*Given passage:*
* * * * * * * * *
While these have not been experimentally tested, and the details of the designs (such as positions allowed to move) have not been optimized, these examples demonstrate possible applications of multistate design. The topics addressed by these examples are areas of active research in the lab; you may wish to consider forming an active collaboration.

18.1 Target and competitor structures

There are three types of structures considered in design. One is the template or target that we want the sequence to adopt. Another type of structure are non-target structured competitors. Finally, there are non-target, non-structured competitors, such as the unfolded, specificity, and solubility reference states (discussed in ). Standard design considers the target and the non-target, non-structured competitors. The non-target, non-structured competitors are simple to implement, since they can be represented as baseline corrections that can be added or subtracted. Non-target structured competitors, on the other hand, require explicit structures and optimization of candidate sequences on those structures.

EGAD can consider an arbitrary number of structured competitors. These are defined in the inputfile as follows:
START
....
TARGET   target_structure.pdb                      # the structure we want
COMPETITOR some_non_target_structure.pdb         # competitor 1
COMPETITOR another_non_target_structure.pdb # competitor 2
...
END
VARIABLE_POSITIONS
...
END
FIXED_POSITIONS
...
END

If the competitor is the free form of a complex, while the target is a bound form, the competitor can be defined simply as:
FREE structure_of_free_structure.pdb
# equivalent to COMPETITOR structure_of_free_structure.pdb solubility (see below)
* * * * * * * * *
*Written instruction 1:* Translate this sentence from the passage on EGAD multistate design into Spanish: "EGAD can consider an arbitrary number of structured competitors."
The text and the records are separate, unrelated material.

(Items from a dataset)
* * * * * * * * *
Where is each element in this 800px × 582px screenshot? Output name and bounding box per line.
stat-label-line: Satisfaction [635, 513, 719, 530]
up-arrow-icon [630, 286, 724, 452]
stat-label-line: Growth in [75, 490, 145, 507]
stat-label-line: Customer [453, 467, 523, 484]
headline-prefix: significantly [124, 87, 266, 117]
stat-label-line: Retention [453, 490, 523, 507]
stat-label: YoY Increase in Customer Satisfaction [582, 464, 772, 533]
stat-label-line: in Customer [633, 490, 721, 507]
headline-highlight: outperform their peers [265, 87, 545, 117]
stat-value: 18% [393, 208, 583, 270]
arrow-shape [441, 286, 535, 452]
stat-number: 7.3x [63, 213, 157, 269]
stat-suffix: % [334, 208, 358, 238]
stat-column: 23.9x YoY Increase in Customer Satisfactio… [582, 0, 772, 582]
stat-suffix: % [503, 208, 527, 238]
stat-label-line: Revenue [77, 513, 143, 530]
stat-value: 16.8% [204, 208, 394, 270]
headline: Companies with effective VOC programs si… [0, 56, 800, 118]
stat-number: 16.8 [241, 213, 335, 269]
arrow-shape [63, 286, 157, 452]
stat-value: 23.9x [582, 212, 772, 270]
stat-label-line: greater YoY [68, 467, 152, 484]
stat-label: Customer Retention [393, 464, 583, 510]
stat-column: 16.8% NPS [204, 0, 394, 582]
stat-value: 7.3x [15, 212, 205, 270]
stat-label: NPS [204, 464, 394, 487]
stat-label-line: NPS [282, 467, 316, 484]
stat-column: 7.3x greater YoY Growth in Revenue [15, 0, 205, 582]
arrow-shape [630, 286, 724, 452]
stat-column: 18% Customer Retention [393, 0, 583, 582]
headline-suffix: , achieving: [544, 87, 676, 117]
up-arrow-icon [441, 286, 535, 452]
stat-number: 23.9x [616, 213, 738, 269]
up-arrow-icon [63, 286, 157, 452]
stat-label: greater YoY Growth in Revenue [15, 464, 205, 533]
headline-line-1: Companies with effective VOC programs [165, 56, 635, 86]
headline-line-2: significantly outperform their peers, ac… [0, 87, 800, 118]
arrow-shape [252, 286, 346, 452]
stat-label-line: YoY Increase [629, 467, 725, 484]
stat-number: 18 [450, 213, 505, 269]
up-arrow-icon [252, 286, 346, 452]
* * * * * * * * *
*Written instruction 2:* Switch "stat-label-line" to "caption-line" in the records, starting at their first line and ending at the line that contains "arrow-shape [441, 286, 535, 452]", and give only those lines with everything else unchanged.

*Exercise response 1:* EGAD puede considerar un número arbitrario de competidores estructurados.

*Exercise response 2:*
Where is each element in this 800px × 582px screenshot? Output name and bounding box per line.
caption-line: Satisfaction [635, 513, 719, 530]
up-arrow-icon [630, 286, 724, 452]
caption-line: Growth in [75, 490, 145, 507]
caption-line: Customer [453, 467, 523, 484]
headline-prefix: significantly [124, 87, 266, 117]
caption-line: Retention [453, 490, 523, 507]
stat-label: YoY Increase in Customer Satisfaction [582, 464, 772, 533]
caption-line: in Customer [633, 490, 721, 507]
headline-highlight: outperform their peers [265, 87, 545, 117]
stat-value: 18% [393, 208, 583, 270]
arrow-shape [441, 286, 535, 452]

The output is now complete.